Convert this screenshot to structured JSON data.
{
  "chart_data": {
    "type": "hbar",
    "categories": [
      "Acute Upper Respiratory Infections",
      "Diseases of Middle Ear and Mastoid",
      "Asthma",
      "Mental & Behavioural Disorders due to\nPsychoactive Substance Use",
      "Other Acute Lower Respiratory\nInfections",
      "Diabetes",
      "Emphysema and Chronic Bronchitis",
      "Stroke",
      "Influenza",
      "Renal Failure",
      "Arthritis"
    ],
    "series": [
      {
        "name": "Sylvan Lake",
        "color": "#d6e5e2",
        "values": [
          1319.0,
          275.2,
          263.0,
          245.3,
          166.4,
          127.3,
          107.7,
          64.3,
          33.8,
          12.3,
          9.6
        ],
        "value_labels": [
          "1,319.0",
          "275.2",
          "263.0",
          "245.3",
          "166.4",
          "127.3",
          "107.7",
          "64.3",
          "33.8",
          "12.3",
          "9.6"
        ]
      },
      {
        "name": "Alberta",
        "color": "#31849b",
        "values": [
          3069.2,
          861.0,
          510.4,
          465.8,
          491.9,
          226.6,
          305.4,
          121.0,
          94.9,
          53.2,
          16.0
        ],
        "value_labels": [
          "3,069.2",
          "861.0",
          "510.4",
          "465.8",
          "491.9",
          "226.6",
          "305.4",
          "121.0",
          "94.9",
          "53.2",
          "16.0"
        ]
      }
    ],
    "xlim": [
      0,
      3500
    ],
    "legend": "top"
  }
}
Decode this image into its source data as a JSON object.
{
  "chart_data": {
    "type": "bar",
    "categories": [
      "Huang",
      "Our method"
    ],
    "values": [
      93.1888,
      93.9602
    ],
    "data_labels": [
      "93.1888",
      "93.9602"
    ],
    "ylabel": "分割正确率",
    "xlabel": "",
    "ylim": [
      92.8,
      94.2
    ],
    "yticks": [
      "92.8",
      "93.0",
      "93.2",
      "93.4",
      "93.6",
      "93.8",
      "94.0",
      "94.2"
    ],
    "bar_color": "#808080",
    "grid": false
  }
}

» **Your instructions**
Above are the records; retype every one exactly.

» **Response**
Convert this screenshot to structured JSON data.
{
  "chart_data": {
    "type": "hbar",
    "categories": [
      "Acute Upper Respiratory Infections",
      "Diseases of Middle Ear and Mastoid",
      "Asthma",
      "Mental & Behavioural Disorders due to\nPsychoactive Substance Use",
      "Other Acute Lower Respiratory\nInfections",
      "Diabetes",
      "Emphysema and Chronic Bronchitis",
      "Stroke",
      "Influenza",
      "Renal Failure",
      "Arthritis"
    ],
    "series": [
      {
        "name": "Sylvan Lake",
        "color": "#d6e5e2",
        "values": [
          1319.0,
          275.2,
          263.0,
          245.3,
          166.4,
          127.3,
          107.7,
          64.3,
          33.8,
          12.3,
          9.6
        ],
        "value_labels": [
          "1,319.0",
          "275.2",
          "263.0",
          "245.3",
          "166.4",
          "127.3",
          "107.7",
          "64.3",
          "33.8",
          "12.3",
          "9.6"
        ]
      },
      {
        "name": "Alberta",
        "color": "#31849b",
        "values": [
          3069.2,
          861.0,
          510.4,
          465.8,
          491.9,
          226.6,
          305.4,
          121.0,
          94.9,
          53.2,
          16.0
        ],
        "value_labels": [
          "3,069.2",
          "861.0",
          "510.4",
          "465.8",
          "491.9",
          "226.6",
          "305.4",
          "121.0",
          "94.9",
          "53.2",
          "16.0"
        ]
      }
    ],
    "xlim": [
      0,
      3500
    ],
    "legend": "top"
  }
}
Decode this image into its source data as a JSON object.
{
  "chart_data": {
    "type": "bar",
    "categories": [
      "Huang",
      "Our method"
    ],
    "values": [
      93.1888,
      93.9602
    ],
    "data_labels": [
      "93.1888",
      "93.9602"
    ],
    "ylabel": "分割正确率",
    "xlabel": "",
    "ylim": [
      92.8,
      94.2
    ],
    "yticks": [
      "92.8",
      "93.0",
      "93.2",
      "93.4",
      "93.6",
      "93.8",
      "94.0",
      "94.2"
    ],
    "bar_color": "#808080",
    "grid": false
  }
}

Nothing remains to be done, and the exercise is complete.